Data excerpts =
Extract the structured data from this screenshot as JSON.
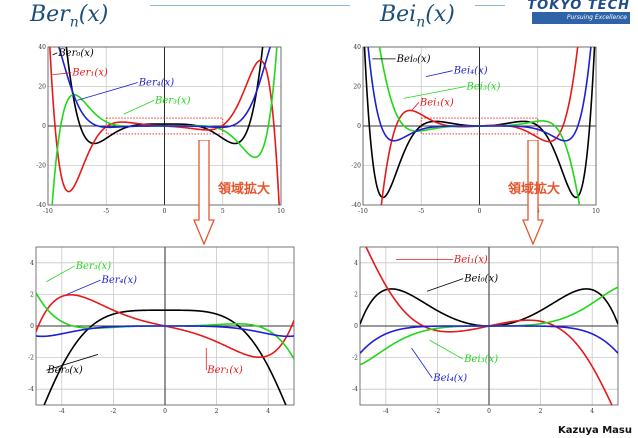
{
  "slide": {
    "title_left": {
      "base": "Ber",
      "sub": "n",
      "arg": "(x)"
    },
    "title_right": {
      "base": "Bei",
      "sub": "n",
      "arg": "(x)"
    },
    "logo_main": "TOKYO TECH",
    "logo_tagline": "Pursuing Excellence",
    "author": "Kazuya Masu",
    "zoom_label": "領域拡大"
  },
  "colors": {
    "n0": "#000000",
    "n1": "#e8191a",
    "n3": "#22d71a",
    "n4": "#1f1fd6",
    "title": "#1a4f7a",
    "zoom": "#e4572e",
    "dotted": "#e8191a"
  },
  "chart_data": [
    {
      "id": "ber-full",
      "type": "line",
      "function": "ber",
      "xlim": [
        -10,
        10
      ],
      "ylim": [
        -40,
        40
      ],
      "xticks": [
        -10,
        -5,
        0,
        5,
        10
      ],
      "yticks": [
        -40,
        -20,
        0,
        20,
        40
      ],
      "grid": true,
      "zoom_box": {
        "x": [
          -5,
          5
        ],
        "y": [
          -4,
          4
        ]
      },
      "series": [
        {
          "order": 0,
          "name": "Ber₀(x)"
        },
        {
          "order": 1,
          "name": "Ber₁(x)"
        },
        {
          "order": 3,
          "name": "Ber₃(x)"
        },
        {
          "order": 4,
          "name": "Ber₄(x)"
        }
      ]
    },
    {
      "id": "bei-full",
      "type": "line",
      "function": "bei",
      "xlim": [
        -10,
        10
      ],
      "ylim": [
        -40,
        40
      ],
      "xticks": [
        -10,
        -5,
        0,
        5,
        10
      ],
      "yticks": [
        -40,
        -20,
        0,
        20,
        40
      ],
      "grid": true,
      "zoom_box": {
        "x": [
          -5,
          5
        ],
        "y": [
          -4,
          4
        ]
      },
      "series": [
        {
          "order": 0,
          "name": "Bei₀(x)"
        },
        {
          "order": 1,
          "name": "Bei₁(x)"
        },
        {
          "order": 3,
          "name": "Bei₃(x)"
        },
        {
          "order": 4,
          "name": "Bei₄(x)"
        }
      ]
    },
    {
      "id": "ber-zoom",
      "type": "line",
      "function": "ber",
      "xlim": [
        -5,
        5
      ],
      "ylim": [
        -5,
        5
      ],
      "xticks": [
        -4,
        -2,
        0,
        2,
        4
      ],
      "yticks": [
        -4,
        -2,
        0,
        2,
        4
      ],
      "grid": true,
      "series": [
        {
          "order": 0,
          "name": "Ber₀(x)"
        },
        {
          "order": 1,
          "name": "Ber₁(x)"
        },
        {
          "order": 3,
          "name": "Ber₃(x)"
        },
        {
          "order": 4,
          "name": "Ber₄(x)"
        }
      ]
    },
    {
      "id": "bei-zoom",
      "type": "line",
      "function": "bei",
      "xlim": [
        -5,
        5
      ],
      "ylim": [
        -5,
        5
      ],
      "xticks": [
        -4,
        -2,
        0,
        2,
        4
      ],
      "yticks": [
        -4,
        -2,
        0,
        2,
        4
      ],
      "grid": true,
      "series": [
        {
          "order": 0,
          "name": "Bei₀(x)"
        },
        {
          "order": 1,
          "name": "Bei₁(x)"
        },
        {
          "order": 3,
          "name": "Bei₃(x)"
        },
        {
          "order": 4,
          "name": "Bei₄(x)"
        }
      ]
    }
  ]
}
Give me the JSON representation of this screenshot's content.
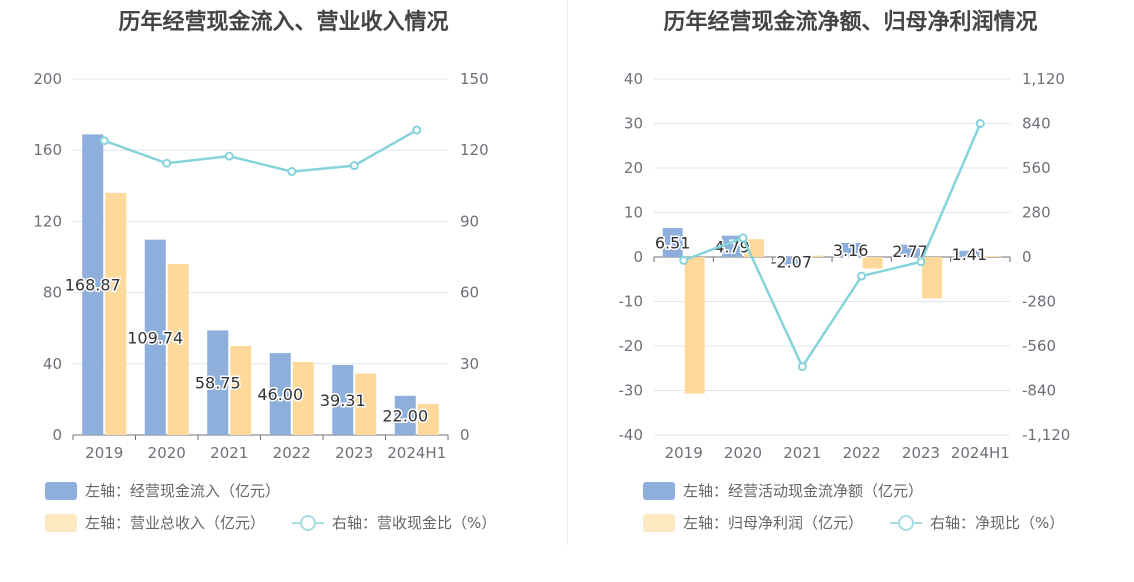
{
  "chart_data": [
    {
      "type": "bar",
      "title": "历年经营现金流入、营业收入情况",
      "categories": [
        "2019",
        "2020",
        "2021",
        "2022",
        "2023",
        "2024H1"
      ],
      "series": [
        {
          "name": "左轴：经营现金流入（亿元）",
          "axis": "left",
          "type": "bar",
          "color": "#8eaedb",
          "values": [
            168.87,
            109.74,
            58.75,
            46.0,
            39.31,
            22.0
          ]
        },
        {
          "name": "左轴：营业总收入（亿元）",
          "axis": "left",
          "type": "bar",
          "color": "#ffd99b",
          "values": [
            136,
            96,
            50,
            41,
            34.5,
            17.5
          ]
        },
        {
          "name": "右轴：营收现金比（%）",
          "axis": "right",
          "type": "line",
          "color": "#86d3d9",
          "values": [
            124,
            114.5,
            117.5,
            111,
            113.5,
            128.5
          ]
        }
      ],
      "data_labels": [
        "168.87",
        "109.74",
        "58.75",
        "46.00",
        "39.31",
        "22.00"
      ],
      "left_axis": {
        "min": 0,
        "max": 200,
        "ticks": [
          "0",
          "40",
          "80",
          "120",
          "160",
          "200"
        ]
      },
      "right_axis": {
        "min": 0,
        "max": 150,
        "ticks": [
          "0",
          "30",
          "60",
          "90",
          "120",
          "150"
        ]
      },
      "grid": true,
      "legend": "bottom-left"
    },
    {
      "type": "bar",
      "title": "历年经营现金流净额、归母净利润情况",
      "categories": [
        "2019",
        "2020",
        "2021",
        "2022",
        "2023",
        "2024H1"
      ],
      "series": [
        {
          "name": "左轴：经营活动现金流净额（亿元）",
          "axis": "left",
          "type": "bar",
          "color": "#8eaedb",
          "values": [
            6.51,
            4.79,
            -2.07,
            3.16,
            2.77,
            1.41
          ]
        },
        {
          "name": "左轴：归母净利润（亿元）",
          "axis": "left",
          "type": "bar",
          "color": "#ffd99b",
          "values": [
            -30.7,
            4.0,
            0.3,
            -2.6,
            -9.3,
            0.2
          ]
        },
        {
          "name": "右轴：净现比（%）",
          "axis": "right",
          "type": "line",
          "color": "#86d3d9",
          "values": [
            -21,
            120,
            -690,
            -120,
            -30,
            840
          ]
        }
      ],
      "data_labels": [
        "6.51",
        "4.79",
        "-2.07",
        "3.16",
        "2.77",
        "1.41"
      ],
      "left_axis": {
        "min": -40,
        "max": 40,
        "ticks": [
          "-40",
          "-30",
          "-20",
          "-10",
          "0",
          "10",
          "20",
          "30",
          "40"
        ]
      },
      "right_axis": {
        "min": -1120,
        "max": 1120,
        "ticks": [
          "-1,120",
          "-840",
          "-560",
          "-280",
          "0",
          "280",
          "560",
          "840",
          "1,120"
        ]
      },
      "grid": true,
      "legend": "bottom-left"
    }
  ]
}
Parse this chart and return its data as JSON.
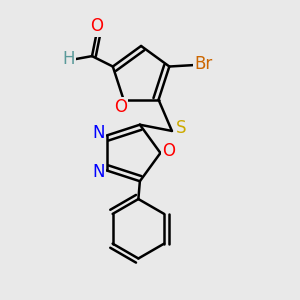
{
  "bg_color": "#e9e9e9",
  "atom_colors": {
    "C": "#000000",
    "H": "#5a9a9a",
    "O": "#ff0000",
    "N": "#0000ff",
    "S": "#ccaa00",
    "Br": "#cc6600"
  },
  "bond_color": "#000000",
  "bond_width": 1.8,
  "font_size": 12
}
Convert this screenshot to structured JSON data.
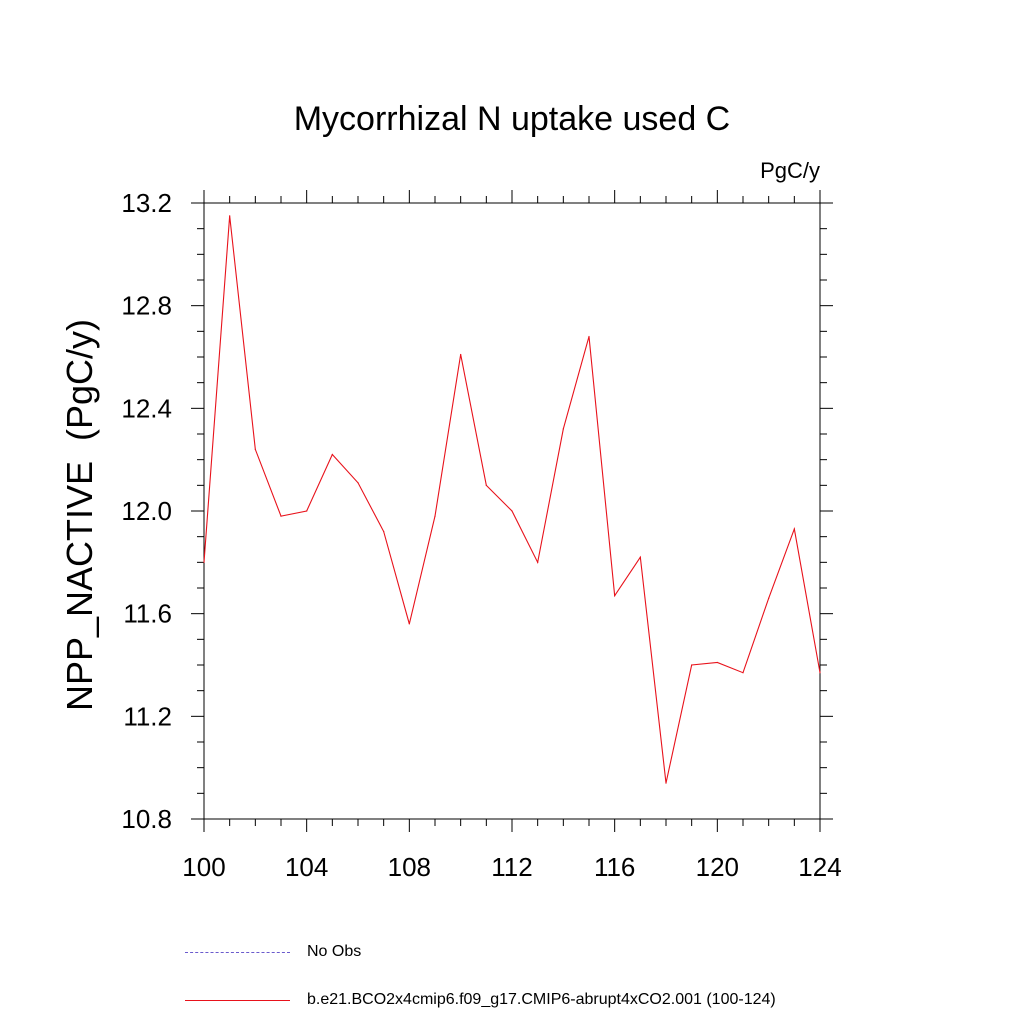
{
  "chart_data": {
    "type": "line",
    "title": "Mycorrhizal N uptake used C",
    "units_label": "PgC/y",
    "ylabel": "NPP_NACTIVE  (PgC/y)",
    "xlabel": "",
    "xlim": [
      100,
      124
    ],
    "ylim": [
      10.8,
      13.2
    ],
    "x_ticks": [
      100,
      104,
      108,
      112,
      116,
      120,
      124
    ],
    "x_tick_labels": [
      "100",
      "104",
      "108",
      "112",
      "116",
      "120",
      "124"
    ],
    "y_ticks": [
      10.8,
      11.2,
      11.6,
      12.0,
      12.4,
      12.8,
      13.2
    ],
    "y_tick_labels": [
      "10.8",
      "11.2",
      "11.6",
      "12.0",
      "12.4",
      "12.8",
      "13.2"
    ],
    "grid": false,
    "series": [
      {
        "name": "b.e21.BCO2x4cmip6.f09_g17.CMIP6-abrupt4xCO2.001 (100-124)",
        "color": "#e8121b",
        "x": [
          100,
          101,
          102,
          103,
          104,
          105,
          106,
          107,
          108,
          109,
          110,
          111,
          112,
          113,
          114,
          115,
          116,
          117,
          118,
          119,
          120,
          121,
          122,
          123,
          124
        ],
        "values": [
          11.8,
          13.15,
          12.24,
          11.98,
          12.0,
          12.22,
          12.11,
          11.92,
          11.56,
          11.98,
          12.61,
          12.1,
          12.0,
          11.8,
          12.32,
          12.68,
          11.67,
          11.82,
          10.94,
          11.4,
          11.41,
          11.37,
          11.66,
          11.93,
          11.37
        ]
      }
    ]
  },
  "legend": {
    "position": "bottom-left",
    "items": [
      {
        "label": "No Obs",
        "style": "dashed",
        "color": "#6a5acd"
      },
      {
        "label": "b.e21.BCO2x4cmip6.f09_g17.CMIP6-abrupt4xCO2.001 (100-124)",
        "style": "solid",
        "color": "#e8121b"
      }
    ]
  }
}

What you have to do = Your answer should be only a number: how many lines of the data above contain the string "JSON"?

Task output = 4